— start Records supplied —
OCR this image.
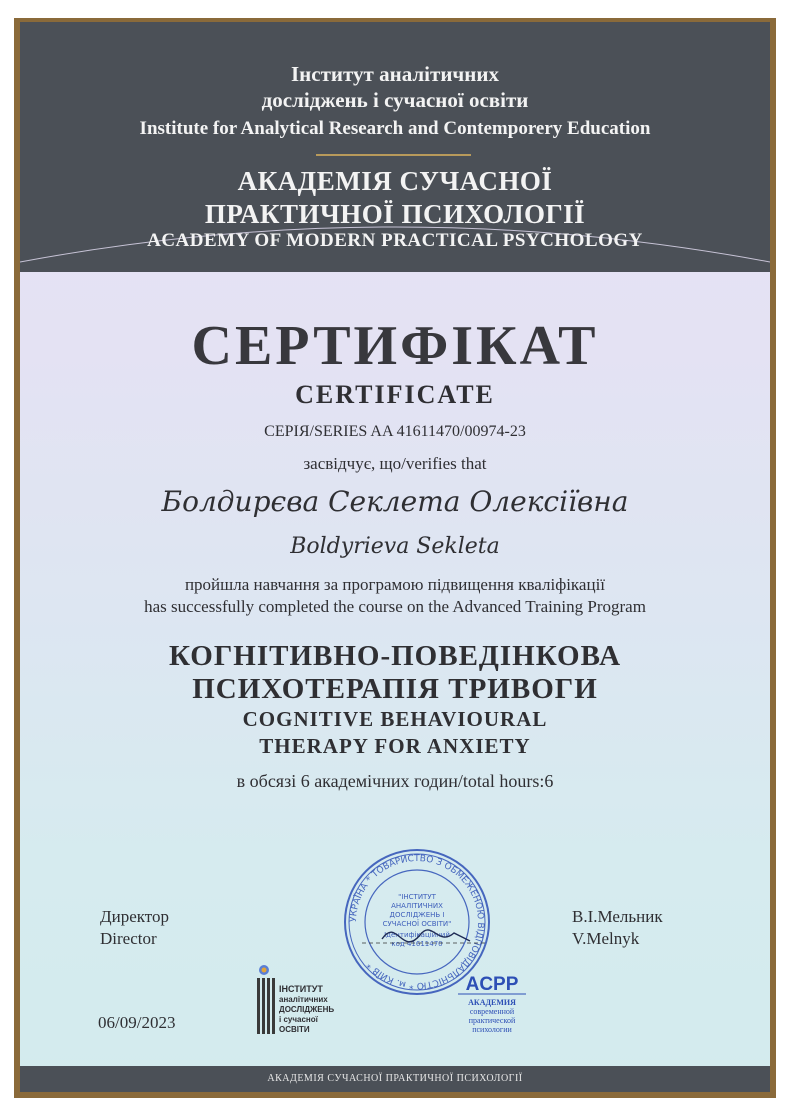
Інститут аналітичних
досліджень і сучасної освіти
Institute for Analytical Research and Contemporery Education
АКАДЕМІЯ СУЧАСНОЇ
ПРАКТИЧНОЇ ПСИХОЛОГІЇ
ACADEMY OF MODERN PRACTICAL PSYCHOLOGY
СЕРТИФІКАТ
CERTIFICATE
СЕРІЯ/SERIES AA 41611470/00974-23
засвідчує, що/verifies that
Болдирєва Секлета Олексіївна
Boldyrieva Sekleta
пройшла навчання за програмою підвищення кваліфікації
has successfully completed the course on the Advanced Training Program
КОГНІТИВНО-ПОВЕДІНКОВА
ПСИХОТЕРАПІЯ ТРИВОГИ
COGNITIVE BEHAVIOURAL
THERAPY FOR ANXIETY
в обсязі 6 академічних годин/total hours:6
Директор
Director
В.І.Мельник
V.Melnyk
06/09/2023
УКРАЇНА * ТОВАРИСТВО З ОБМЕЖЕНОЮ ВІДПОВІДАЛЬНІСТЮ * м. КИЇВ *
"ІНСТИТУТ
АНАЛІТИЧНИХ
ДОСЛІДЖЕНЬ І
СУЧАСНОЇ ОСВІТИ"
Ідентифікаційний
код 41611470
ІНСТИТУТ
аналітичних
ДОСЛІДЖЕНЬ
і сучасної
ОСВІТИ
ACPP
АКАДЕМИЯ
современной
практической
психологии
АКАДЕМІЯ СУЧАСНОЇ ПРАКТИЧНОЇ ПСИХОЛОГІЇ
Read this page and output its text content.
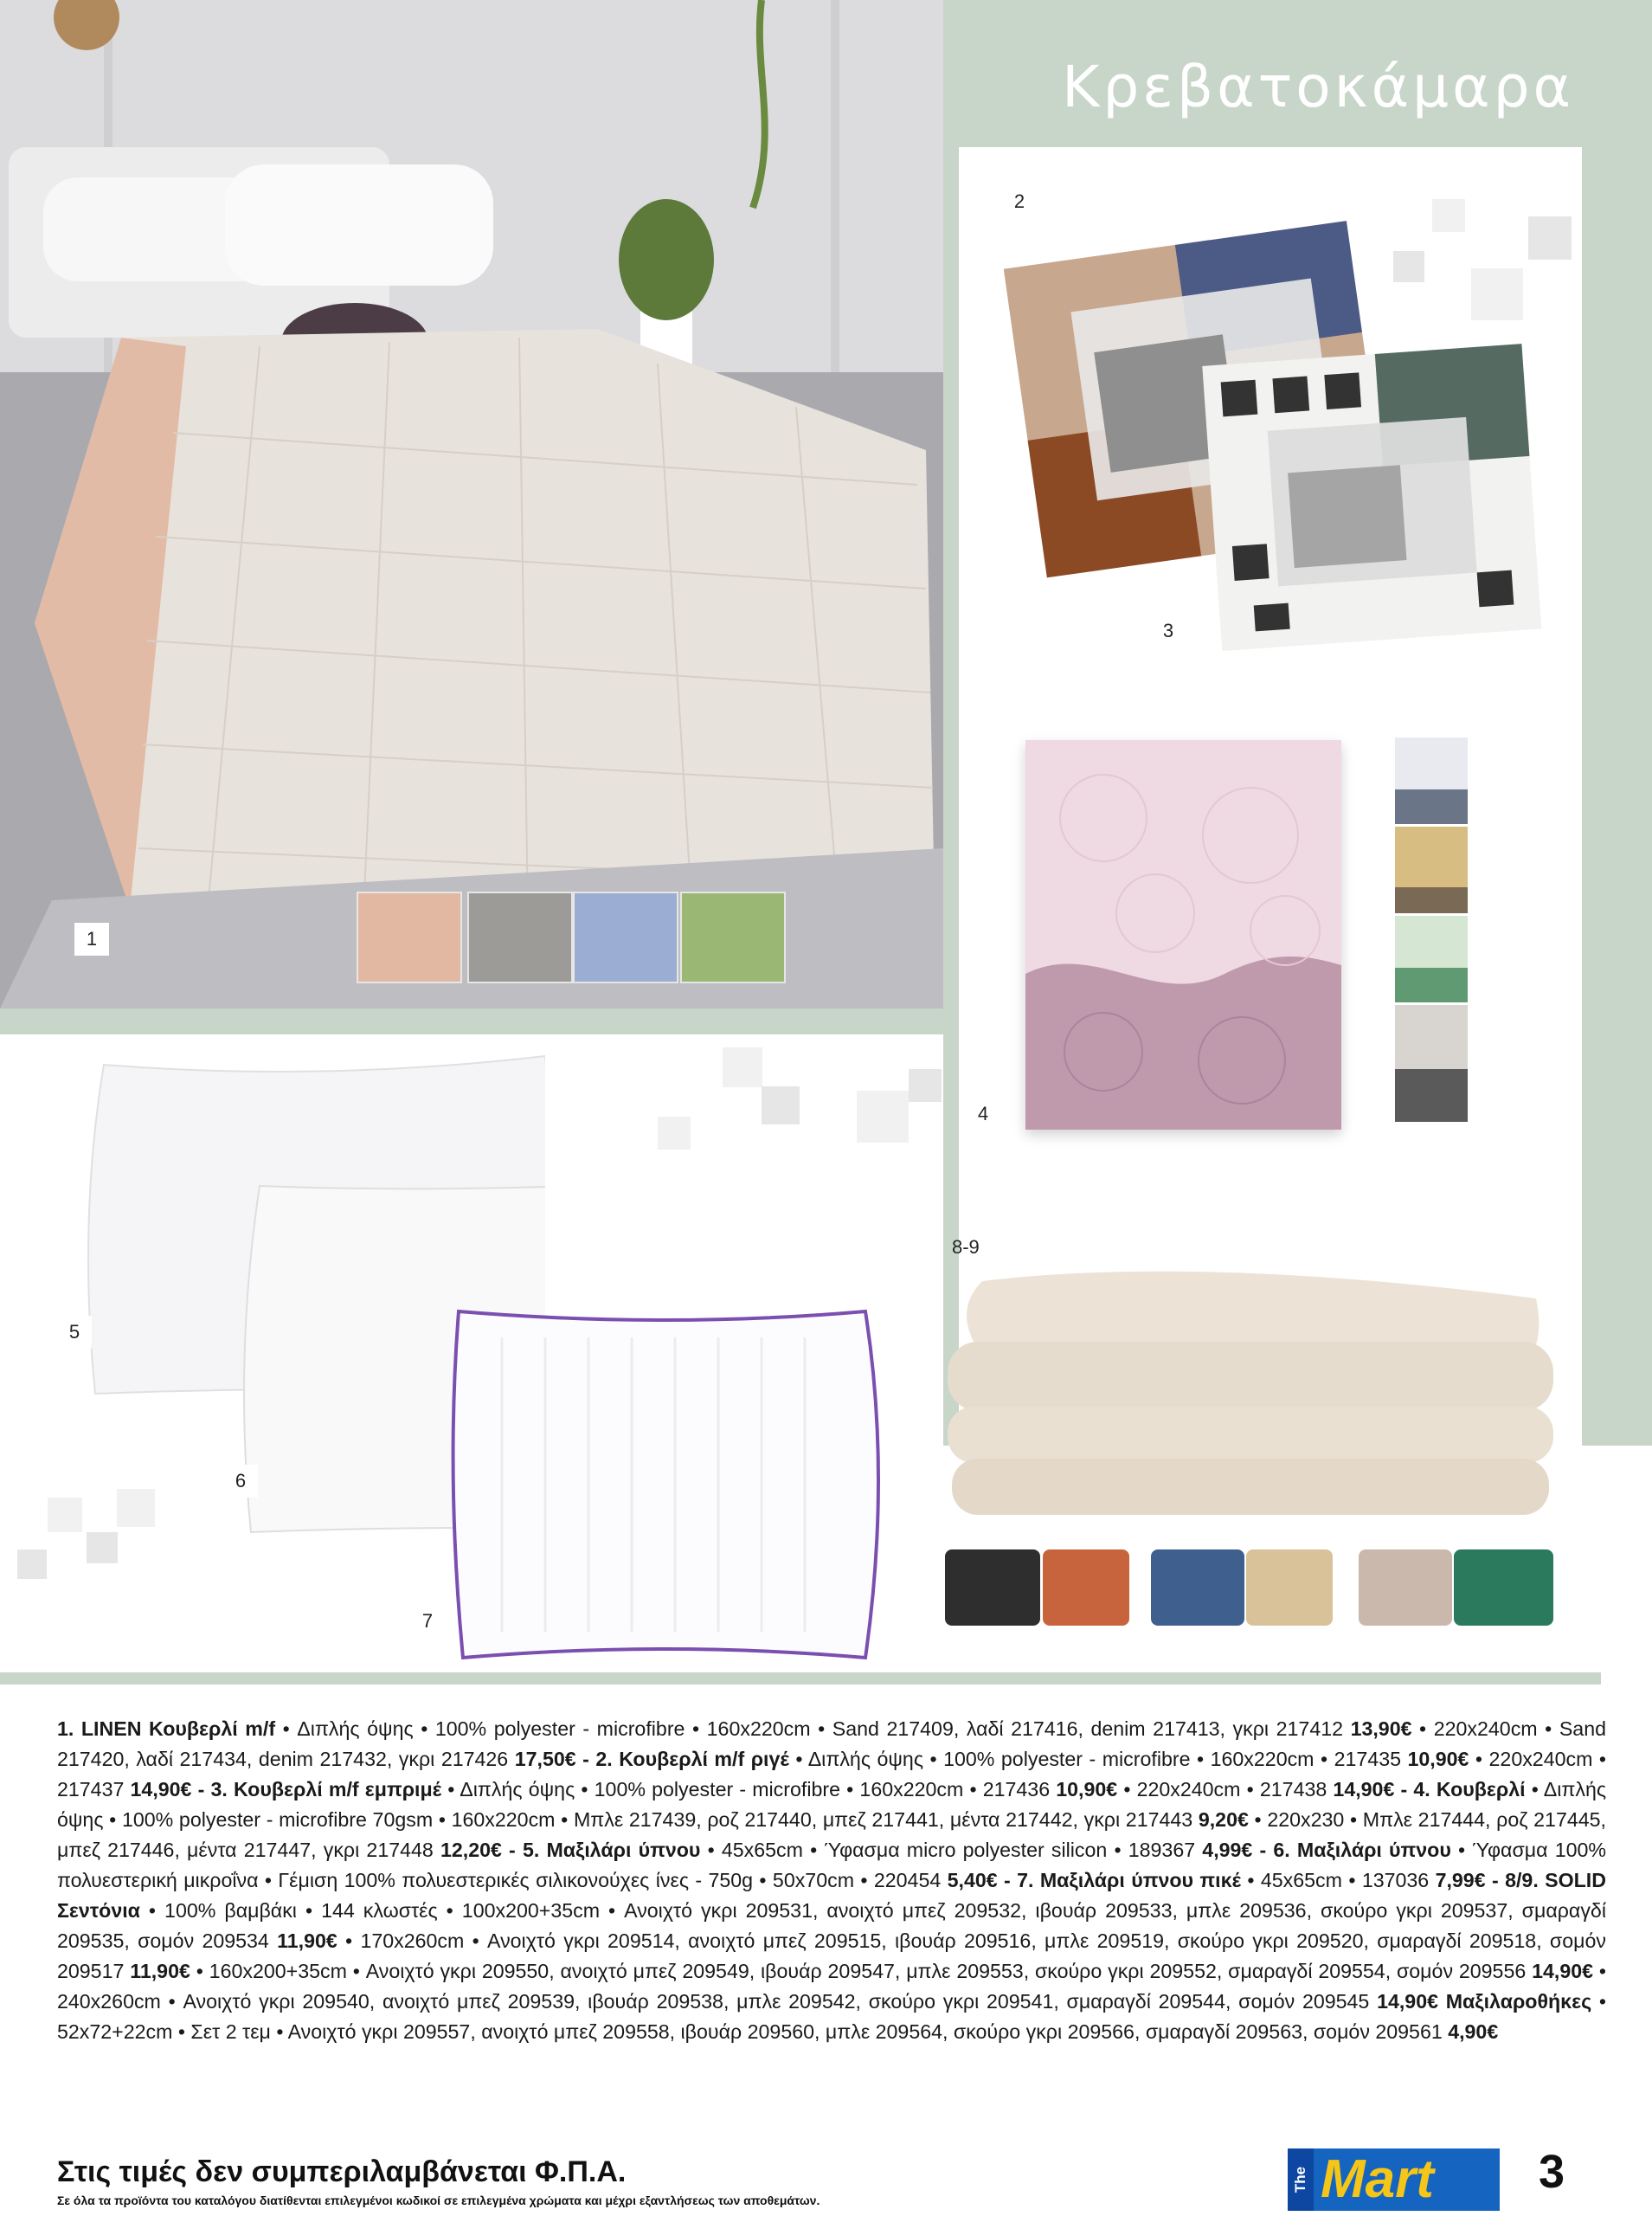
Κρεβατοκάμαρα
1
2
3
4
5
6
7
8-9
1. LINEN Κουβερλί m/f • Διπλής όψης • 100% polyester - microfibre • 160x220cm • Sand 217409, λαδί 217416, denim 217413, γκρι 217412 13,90€ • 220x240cm • Sand 217420, λαδί 217434, denim 217432, γκρι 217426 17,50€ - 2. Κουβερλί m/f ριγέ • Διπλής όψης • 100% polyester - microfibre • 160x220cm • 217435 10,90€ • 220x240cm • 217437 14,90€ - 3. Κουβερλί m/f εμπριμέ • Διπλής όψης • 100% polyester - microfibre • 160x220cm • 217436 10,90€ • 220x240cm • 217438 14,90€ - 4. Κουβερλί • Διπλής όψης • 100% polyester - microfibre 70gsm • 160x220cm • Μπλε 217439, ροζ 217440, μπεζ 217441, μέντα 217442, γκρι 217443 9,20€ • 220x230 • Μπλε 217444, ροζ 217445, μπεζ 217446, μέντα 217447, γκρι 217448 12,20€ - 5. Μαξιλάρι ύπνου • 45x65cm • Ύφασμα micro polyester silicon • 189367 4,99€ - 6. Μαξιλάρι ύπνου • Ύφασμα 100% πολυεστερική μικροΐνα • Γέμιση 100% πολυεστερικές σιλικονούχες ίνες - 750g • 50x70cm • 220454 5,40€ - 7. Μαξιλάρι ύπνου πικέ • 45x65cm • 137036 7,99€ - 8/9. SOLID Σεντόνια • 100% βαμβάκι • 144 κλωστές • 100x200+35cm • Ανοιχτό γκρι 209531, ανοιχτό μπεζ 209532, ιβουάρ 209533, μπλε 209536, σκούρο γκρι 209537, σμαραγδί 209535, σομόν 209534 11,90€ • 170x260cm • Ανοιχτό γκρι 209514, ανοιχτό μπεζ 209515, ιβουάρ 209516, μπλε 209519, σκούρο γκρι 209520, σμαραγδί 209518, σομόν 209517 11,90€ • 160x200+35cm • Ανοιχτό γκρι 209550, ανοιχτό μπεζ 209549, ιβουάρ 209547, μπλε 209553, σκούρο γκρι 209552, σμαραγδί 209554, σομόν 209556 14,90€ • 240x260cm • Ανοιχτό γκρι 209540, ανοιχτό μπεζ 209539, ιβουάρ 209538, μπλε 209542, σκούρο γκρι 209541, σμαραγδί 209544, σομόν 209545 14,90€ Μαξιλαροθήκες • 52x72+22cm • Σετ 2 τεμ • Ανοιχτό γκρι 209557, ανοιχτό μπεζ 209558, ιβουάρ 209560, μπλε 209564, σκούρο γκρι 209566, σμαραγδί 209563, σομόν 209561 4,90€
Στις τιμές δεν συμπεριλαμβάνεται Φ.Π.Α.
Σε όλα τα προϊόντα του καταλόγου διατίθενται επιλεγμένοι κωδικοί σε επιλεγμένα χρώματα και μέχρι εξαντλήσεως των αποθεμάτων.
The Mart	3
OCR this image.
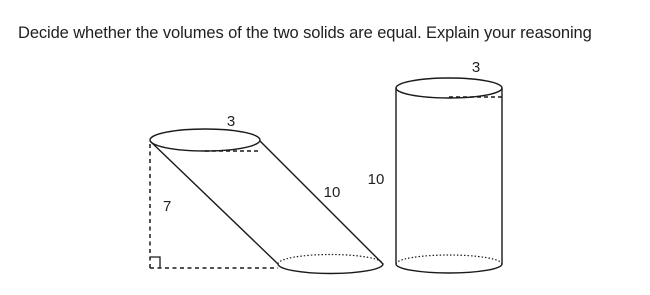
Decide whether the volumes of the two solids are equal. Explain your reasoning
3
10
7
3
10
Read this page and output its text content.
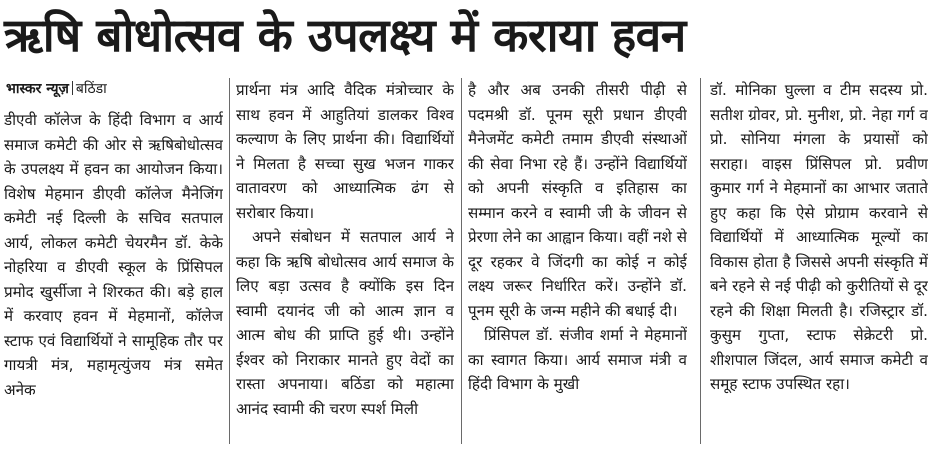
ऋषि बोधोत्सव के उपलक्ष्य में कराया हवन
भास्कर न्यूज़ बठिंडा

डीएवी कॉलेज के हिंदी विभाग व आर्य समाज कमेटी की ओर से ऋषिबोधोत्सव के उपलक्ष्य में हवन का आयोजन किया। विशेष मेहमान डीएवी कॉलेज मैनेजिंग कमेटी नई दिल्ली के सचिव सतपाल आर्य, लोकल कमेटी चेयरमैन डॉ. केके नोहरिया व डीएवी स्कूल के प्रिंसिपल प्रमोद खुर्सीजा ने शिरकत की। बड़े हाल में करवाए हवन में मेहमानों, कॉलेज स्टाफ एवं विद्यार्थियों ने सामूहिक तौर पर गायत्री मंत्र, महामृत्युंजय मंत्र समेत अनेक

प्रार्थना मंत्र आदि वैदिक मंत्रोच्चार के साथ हवन में आहुतियां डालकर विश्व कल्याण के लिए प्रार्थना की। विद्यार्थियों ने मिलता है सच्चा सुख भजन गाकर वातावरण को आध्यात्मिक ढंग से सरोबार किया।

अपने संबोधन में सतपाल आर्य ने कहा कि ऋषि बोधोत्सव आर्य समाज के लिए बड़ा उत्सव है क्योंकि इस दिन स्वामी दयानंद जी को आत्म ज्ञान व आत्म बोध की प्राप्ति हुई थी। उन्होंने ईश्वर को निराकार मानते हुए वेदों का रास्ता अपनाया। बठिंडा को महात्मा आनंद स्वामी की चरण स्पर्श मिली

है और अब उनकी तीसरी पीढ़ी से पदमश्री डॉ. पूनम सूरी प्रधान डीएवी मैनेजमेंट कमेटी तमाम डीएवी संस्थाओं की सेवा निभा रहे हैं। उन्होंने विद्यार्थियों को अपनी संस्कृति व इतिहास का सम्मान करने व स्वामी जी के जीवन से प्रेरणा लेने का आह्वान किया। वहीं नशे से दूर रहकर वे जिंदगी का कोई न कोई लक्ष्य जरूर निर्धारित करें। उन्होंने डॉ. पूनम सूरी के जन्म महीने की बधाई दी।

प्रिंसिपल डॉ. संजीव शर्मा ने मेहमानों का स्वागत किया। आर्य समाज मंत्री व हिंदी विभाग के मुखी

डॉ. मोनिका घुल्ला व टीम सदस्य प्रो. सतीश ग्रोवर, प्रो. मुनीश, प्रो. नेहा गर्ग व प्रो. सोनिया मंगला के प्रयासों को सराहा। वाइस प्रिंसिपल प्रो. प्रवीण कुमार गर्ग ने मेहमानों का आभार जताते हुए कहा कि ऐसे प्रोग्राम करवाने से विद्यार्थियों में आध्यात्मिक मूल्यों का विकास होता है जिससे अपनी संस्कृति में बने रहने से नई पीढ़ी को कुरीतियों से दूर रहने की शिक्षा मिलती है। रजिस्ट्रार डॉ. कुसुम गुप्ता, स्टाफ सेक्रेटरी प्रो. शीशपाल जिंदल, आर्य समाज कमेटी व समूह स्टाफ उपस्थित रहा।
— end Records supplied —
:: Given task ::
All records above are to be printed exactly, minus the pictures they contain.

:: Output of the exercise ::
OCR this image.
Інститут аналітичних
досліджень і сучасної освіти
Institute for Analytical Research and Contemporery Education
АКАДЕМІЯ СУЧАСНОЇ
ПРАКТИЧНОЇ ПСИХОЛОГІЇ
ACADEMY OF MODERN PRACTICAL PSYCHOLOGY
СЕРТИФІКАТ
CERTIFICATE
СЕРІЯ/SERIES AA 41611470/00974-23
засвідчує, що/verifies that
Болдирєва Секлета Олексіївна
Boldyrieva Sekleta
пройшла навчання за програмою підвищення кваліфікації
has successfully completed the course on the Advanced Training Program
КОГНІТИВНО-ПОВЕДІНКОВА
ПСИХОТЕРАПІЯ ТРИВОГИ
COGNITIVE BEHAVIOURAL
THERAPY FOR ANXIETY
в обсязі 6 академічних годин/total hours:6
Директор
Director
В.І.Мельник
V.Melnyk
06/09/2023
УКРАЇНА * ТОВАРИСТВО З ОБМЕЖЕНОЮ ВІДПОВІДАЛЬНІСТЮ * м. КИЇВ *
"ІНСТИТУТ
АНАЛІТИЧНИХ
ДОСЛІДЖЕНЬ І
СУЧАСНОЇ ОСВІТИ"
Ідентифікаційний
код 41611470
ІНСТИТУТ
аналітичних
ДОСЛІДЖЕНЬ
і сучасної
ОСВІТИ
ACPP
АКАДЕМИЯ
современной
практической
психологии
АКАДЕМІЯ СУЧАСНОЇ ПРАКТИЧНОЇ ПСИХОЛОГІЇ
Read this page and output its text content.
Κρεβατοκάμαρα
1
2
3
4
5
6
7
8-9
1. LINEN Κουβερλί m/f • Διπλής όψης • 100% polyester - microfibre • 160x220cm • Sand 217409, λαδί 217416, denim 217413, γκρι 217412 13,90€ • 220x240cm • Sand 217420, λαδί 217434, denim 217432, γκρι 217426 17,50€ - 2. Κουβερλί m/f ριγέ • Διπλής όψης • 100% polyester - microfibre • 160x220cm • 217435 10,90€ • 220x240cm • 217437 14,90€ - 3. Κουβερλί m/f εμπριμέ • Διπλής όψης • 100% polyester - microfibre • 160x220cm • 217436 10,90€ • 220x240cm • 217438 14,90€ - 4. Κουβερλί • Διπλής όψης • 100% polyester - microfibre 70gsm • 160x220cm • Μπλε 217439, ροζ 217440, μπεζ 217441, μέντα 217442, γκρι 217443 9,20€ • 220x230 • Μπλε 217444, ροζ 217445, μπεζ 217446, μέντα 217447, γκρι 217448 12,20€ - 5. Μαξιλάρι ύπνου • 45x65cm • Ύφασμα micro polyester silicon • 189367 4,99€ - 6. Μαξιλάρι ύπνου • Ύφασμα 100% πολυεστερική μικροΐνα • Γέμιση 100% πολυεστερικές σιλικονούχες ίνες - 750g • 50x70cm • 220454 5,40€ - 7. Μαξιλάρι ύπνου πικέ • 45x65cm • 137036 7,99€ - 8/9. SOLID Σεντόνια • 100% βαμβάκι • 144 κλωστές • 100x200+35cm • Ανοιχτό γκρι 209531, ανοιχτό μπεζ 209532, ιβουάρ 209533, μπλε 209536, σκούρο γκρι 209537, σμαραγδί 209535, σομόν 209534 11,90€ • 170x260cm • Ανοιχτό γκρι 209514, ανοιχτό μπεζ 209515, ιβουάρ 209516, μπλε 209519, σκούρο γκρι 209520, σμαραγδί 209518, σομόν 209517 11,90€ • 160x200+35cm • Ανοιχτό γκρι 209550, ανοιχτό μπεζ 209549, ιβουάρ 209547, μπλε 209553, σκούρο γκρι 209552, σμαραγδί 209554, σομόν 209556 14,90€ • 240x260cm • Ανοιχτό γκρι 209540, ανοιχτό μπεζ 209539, ιβουάρ 209538, μπλε 209542, σκούρο γκρι 209541, σμαραγδί 209544, σομόν 209545 14,90€ Μαξιλαροθήκες • 52x72+22cm • Σετ 2 τεμ • Ανοιχτό γκρι 209557, ανοιχτό μπεζ 209558, ιβουάρ 209560, μπλε 209564, σκούρο γκρι 209566, σμαραγδί 209563, σομόν 209561 4,90€
Στις τιμές δεν συμπεριλαμβάνεται Φ.Π.Α.
Σε όλα τα προϊόντα του καταλόγου διατίθενται επιλεγμένοι κωδικοί σε επιλεγμένα χρώματα και μέχρι εξαντλήσεως των αποθεμάτων.
The Mart	3
OCR this image.
Decide whether the volumes of the two solids are equal. Explain your reasoning
3
10
7
3
10
Read this page and output its text content.
ऋषि बोधोत्सव के उपलक्ष्य में कराया हवन
भास्कर न्यूज़ बठिंडा

डीएवी कॉलेज के हिंदी विभाग व आर्य समाज कमेटी की ओर से ऋषिबोधोत्सव के उपलक्ष्य में हवन का आयोजन किया। विशेष मेहमान डीएवी कॉलेज मैनेजिंग कमेटी नई दिल्ली के सचिव सतपाल आर्य, लोकल कमेटी चेयरमैन डॉ. केके नोहरिया व डीएवी स्कूल के प्रिंसिपल प्रमोद खुर्सीजा ने शिरकत की। बड़े हाल में करवाए हवन में मेहमानों, कॉलेज स्टाफ एवं विद्यार्थियों ने सामूहिक तौर पर गायत्री मंत्र, महामृत्युंजय मंत्र समेत अनेक

प्रार्थना मंत्र आदि वैदिक मंत्रोच्चार के साथ हवन में आहुतियां डालकर विश्व कल्याण के लिए प्रार्थना की। विद्यार्थियों ने मिलता है सच्चा सुख भजन गाकर वातावरण को आध्यात्मिक ढंग से सरोबार किया।

अपने संबोधन में सतपाल आर्य ने कहा कि ऋषि बोधोत्सव आर्य समाज के लिए बड़ा उत्सव है क्योंकि इस दिन स्वामी दयानंद जी को आत्म ज्ञान व आत्म बोध की प्राप्ति हुई थी। उन्होंने ईश्वर को निराकार मानते हुए वेदों का रास्ता अपनाया। बठिंडा को महात्मा आनंद स्वामी की चरण स्पर्श मिली

है और अब उनकी तीसरी पीढ़ी से पदमश्री डॉ. पूनम सूरी प्रधान डीएवी मैनेजमेंट कमेटी तमाम डीएवी संस्थाओं की सेवा निभा रहे हैं। उन्होंने विद्यार्थियों को अपनी संस्कृति व इतिहास का सम्मान करने व स्वामी जी के जीवन से प्रेरणा लेने का आह्वान किया। वहीं नशे से दूर रहकर वे जिंदगी का कोई न कोई लक्ष्य जरूर निर्धारित करें। उन्होंने डॉ. पूनम सूरी के जन्म महीने की बधाई दी।

प्रिंसिपल डॉ. संजीव शर्मा ने मेहमानों का स्वागत किया। आर्य समाज मंत्री व हिंदी विभाग के मुखी

डॉ. मोनिका घुल्ला व टीम सदस्य प्रो. सतीश ग्रोवर, प्रो. मुनीश, प्रो. नेहा गर्ग व प्रो. सोनिया मंगला के प्रयासों को सराहा। वाइस प्रिंसिपल प्रो. प्रवीण कुमार गर्ग ने मेहमानों का आभार जताते हुए कहा कि ऐसे प्रोग्राम करवाने से विद्यार्थियों में आध्यात्मिक मूल्यों का विकास होता है जिससे अपनी संस्कृति में बने रहने से नई पीढ़ी को कुरीतियों से दूर रहने की शिक्षा मिलती है। रजिस्ट्रार डॉ. कुसुम गुप्ता, स्टाफ सेक्रेटरी प्रो. शीशपाल जिंदल, आर्य समाज कमेटी व समूह स्टाफ उपस्थित रहा।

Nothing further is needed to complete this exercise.